### TASK INSTRUCTIONS
Strip the pictures and reproduce the rest of the listing exactly.

------ RECORDS TO PROCESS ------

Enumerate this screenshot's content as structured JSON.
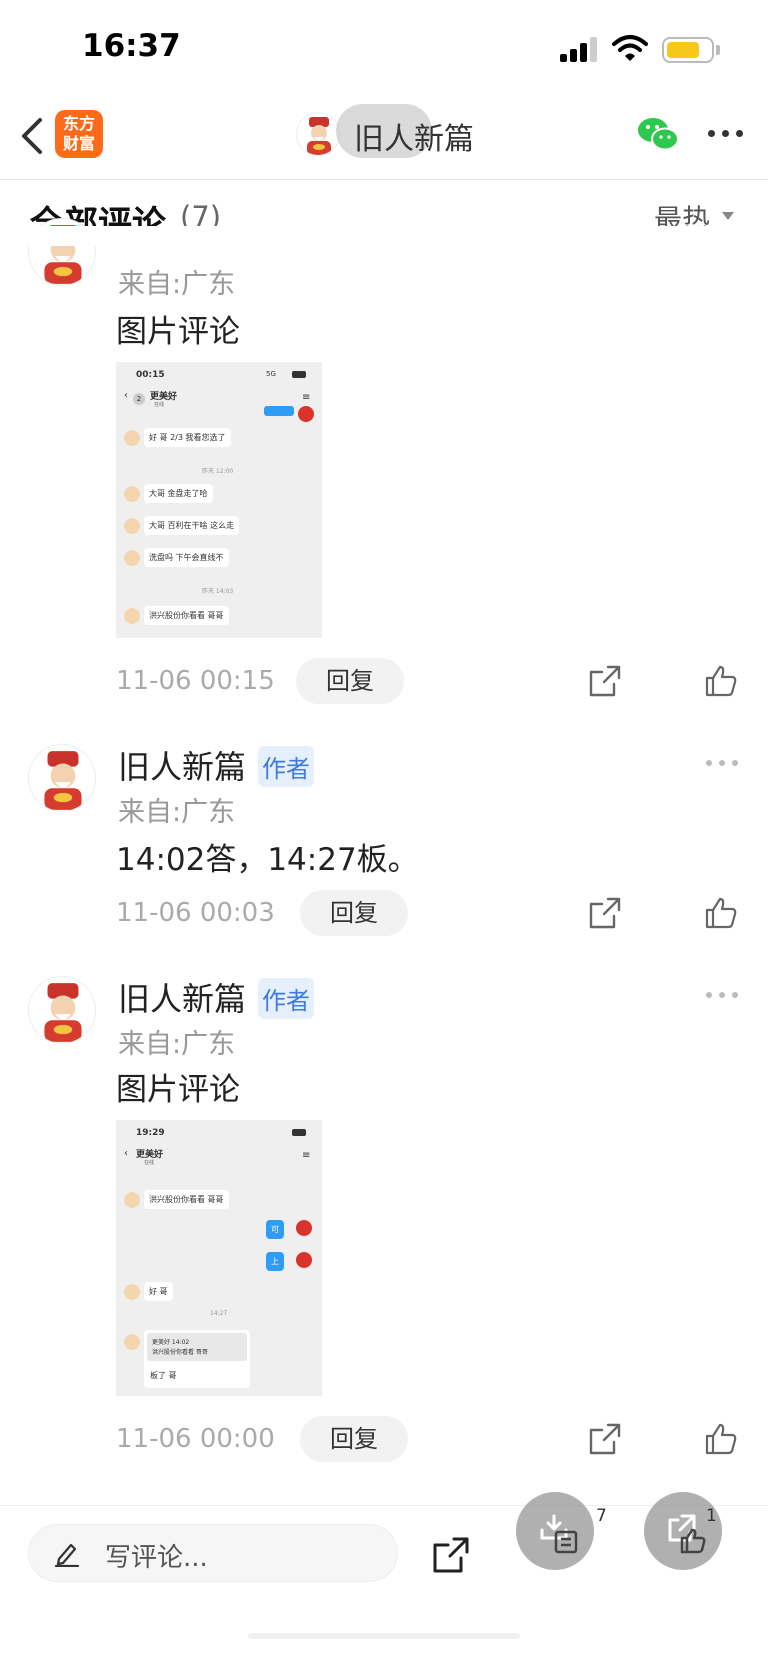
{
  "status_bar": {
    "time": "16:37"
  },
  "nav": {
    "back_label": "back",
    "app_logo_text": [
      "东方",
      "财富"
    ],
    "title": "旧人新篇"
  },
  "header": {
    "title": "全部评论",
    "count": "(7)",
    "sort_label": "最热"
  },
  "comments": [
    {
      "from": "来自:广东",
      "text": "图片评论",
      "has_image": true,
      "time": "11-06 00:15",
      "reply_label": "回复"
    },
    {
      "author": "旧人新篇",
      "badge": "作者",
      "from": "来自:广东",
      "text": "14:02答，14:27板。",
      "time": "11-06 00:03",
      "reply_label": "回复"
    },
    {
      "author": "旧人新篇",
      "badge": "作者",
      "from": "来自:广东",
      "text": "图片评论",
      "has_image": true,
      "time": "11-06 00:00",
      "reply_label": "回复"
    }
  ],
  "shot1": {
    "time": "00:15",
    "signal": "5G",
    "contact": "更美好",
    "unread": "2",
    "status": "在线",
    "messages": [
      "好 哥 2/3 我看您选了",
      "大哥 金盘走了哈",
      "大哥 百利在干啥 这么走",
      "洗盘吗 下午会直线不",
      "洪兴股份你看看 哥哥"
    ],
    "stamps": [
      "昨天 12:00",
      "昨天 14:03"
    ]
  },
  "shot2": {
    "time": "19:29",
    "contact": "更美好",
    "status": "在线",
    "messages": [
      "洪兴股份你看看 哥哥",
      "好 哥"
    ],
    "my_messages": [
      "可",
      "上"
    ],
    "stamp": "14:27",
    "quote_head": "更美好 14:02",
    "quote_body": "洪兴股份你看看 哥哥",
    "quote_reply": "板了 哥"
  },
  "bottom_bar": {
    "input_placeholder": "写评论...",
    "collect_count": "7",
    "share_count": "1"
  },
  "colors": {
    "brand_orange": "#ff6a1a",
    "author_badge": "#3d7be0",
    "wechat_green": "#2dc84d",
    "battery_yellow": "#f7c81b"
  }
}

------

### TASK ANSWER
Enumerate this screenshot's content as structured JSON.
{
  "status_bar": {
    "time": "16:37"
  },
  "nav": {
    "back_label": "back",
    "app_logo_text": [
      "东方",
      "财富"
    ],
    "title": "旧人新篇"
  },
  "header": {
    "title": "全部评论",
    "count": "(7)",
    "sort_label": "最热"
  },
  "comments": [
    {
      "from": "来自:广东",
      "text": "图片评论",
      "has_image": true,
      "time": "11-06 00:15",
      "reply_label": "回复"
    },
    {
      "author": "旧人新篇",
      "badge": "作者",
      "from": "来自:广东",
      "text": "14:02答，14:27板。",
      "time": "11-06 00:03",
      "reply_label": "回复"
    },
    {
      "author": "旧人新篇",
      "badge": "作者",
      "from": "来自:广东",
      "text": "图片评论",
      "has_image": true,
      "time": "11-06 00:00",
      "reply_label": "回复"
    }
  ],
  "shot1": {
    "time": "00:15",
    "signal": "5G",
    "contact": "更美好",
    "unread": "2",
    "status": "在线",
    "messages": [
      "好 哥 2/3 我看您选了",
      "大哥 金盘走了哈",
      "大哥 百利在干啥 这么走",
      "洗盘吗 下午会直线不",
      "洪兴股份你看看 哥哥"
    ],
    "stamps": [
      "昨天 12:00",
      "昨天 14:03"
    ]
  },
  "shot2": {
    "time": "19:29",
    "contact": "更美好",
    "status": "在线",
    "messages": [
      "洪兴股份你看看 哥哥",
      "好 哥"
    ],
    "my_messages": [
      "可",
      "上"
    ],
    "stamp": "14:27",
    "quote_head": "更美好 14:02",
    "quote_body": "洪兴股份你看看 哥哥",
    "quote_reply": "板了 哥"
  },
  "bottom_bar": {
    "input_placeholder": "写评论...",
    "collect_count": "7",
    "share_count": "1"
  },
  "colors": {
    "brand_orange": "#ff6a1a",
    "author_badge": "#3d7be0",
    "wechat_green": "#2dc84d",
    "battery_yellow": "#f7c81b"
  }
}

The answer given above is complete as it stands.